Figure contents as structured data:
********
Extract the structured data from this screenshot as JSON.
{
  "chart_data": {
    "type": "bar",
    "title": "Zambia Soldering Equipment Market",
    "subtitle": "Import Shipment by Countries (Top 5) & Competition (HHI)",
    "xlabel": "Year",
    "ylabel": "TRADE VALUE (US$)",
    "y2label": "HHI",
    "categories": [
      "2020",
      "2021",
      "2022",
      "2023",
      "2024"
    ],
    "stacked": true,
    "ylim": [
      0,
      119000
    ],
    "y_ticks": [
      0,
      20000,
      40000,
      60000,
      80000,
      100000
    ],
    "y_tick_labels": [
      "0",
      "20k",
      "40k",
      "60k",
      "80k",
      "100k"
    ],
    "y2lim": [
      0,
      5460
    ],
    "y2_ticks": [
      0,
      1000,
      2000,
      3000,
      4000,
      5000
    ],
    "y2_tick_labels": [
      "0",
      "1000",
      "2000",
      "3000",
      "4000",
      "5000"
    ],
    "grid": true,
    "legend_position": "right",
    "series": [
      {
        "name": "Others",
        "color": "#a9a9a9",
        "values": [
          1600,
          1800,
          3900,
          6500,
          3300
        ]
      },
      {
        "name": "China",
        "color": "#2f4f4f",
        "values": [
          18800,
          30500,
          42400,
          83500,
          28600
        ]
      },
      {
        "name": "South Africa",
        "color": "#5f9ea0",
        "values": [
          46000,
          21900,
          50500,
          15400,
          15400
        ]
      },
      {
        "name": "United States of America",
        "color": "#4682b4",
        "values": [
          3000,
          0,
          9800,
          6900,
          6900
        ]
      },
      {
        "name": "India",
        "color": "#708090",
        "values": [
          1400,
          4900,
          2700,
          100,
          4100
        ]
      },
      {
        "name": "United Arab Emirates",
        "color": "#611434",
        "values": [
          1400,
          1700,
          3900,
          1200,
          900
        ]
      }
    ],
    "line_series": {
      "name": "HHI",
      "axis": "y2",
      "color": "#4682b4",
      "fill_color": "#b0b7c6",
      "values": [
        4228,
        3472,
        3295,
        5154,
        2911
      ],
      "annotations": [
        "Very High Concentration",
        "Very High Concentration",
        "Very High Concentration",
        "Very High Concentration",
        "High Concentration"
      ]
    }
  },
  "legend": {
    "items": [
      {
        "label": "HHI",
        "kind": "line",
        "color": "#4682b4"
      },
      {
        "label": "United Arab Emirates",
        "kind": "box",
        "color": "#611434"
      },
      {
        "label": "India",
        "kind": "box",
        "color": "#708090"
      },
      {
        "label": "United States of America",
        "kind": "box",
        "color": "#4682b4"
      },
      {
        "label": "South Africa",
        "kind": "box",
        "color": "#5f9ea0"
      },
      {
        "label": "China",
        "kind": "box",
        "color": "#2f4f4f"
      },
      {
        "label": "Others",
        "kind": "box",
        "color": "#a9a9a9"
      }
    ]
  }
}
********
**Required work**
Pull out every line holding "South" from the records above, and copy it.

**Final result**
        "name": "South Africa",
        "label": "South Africa",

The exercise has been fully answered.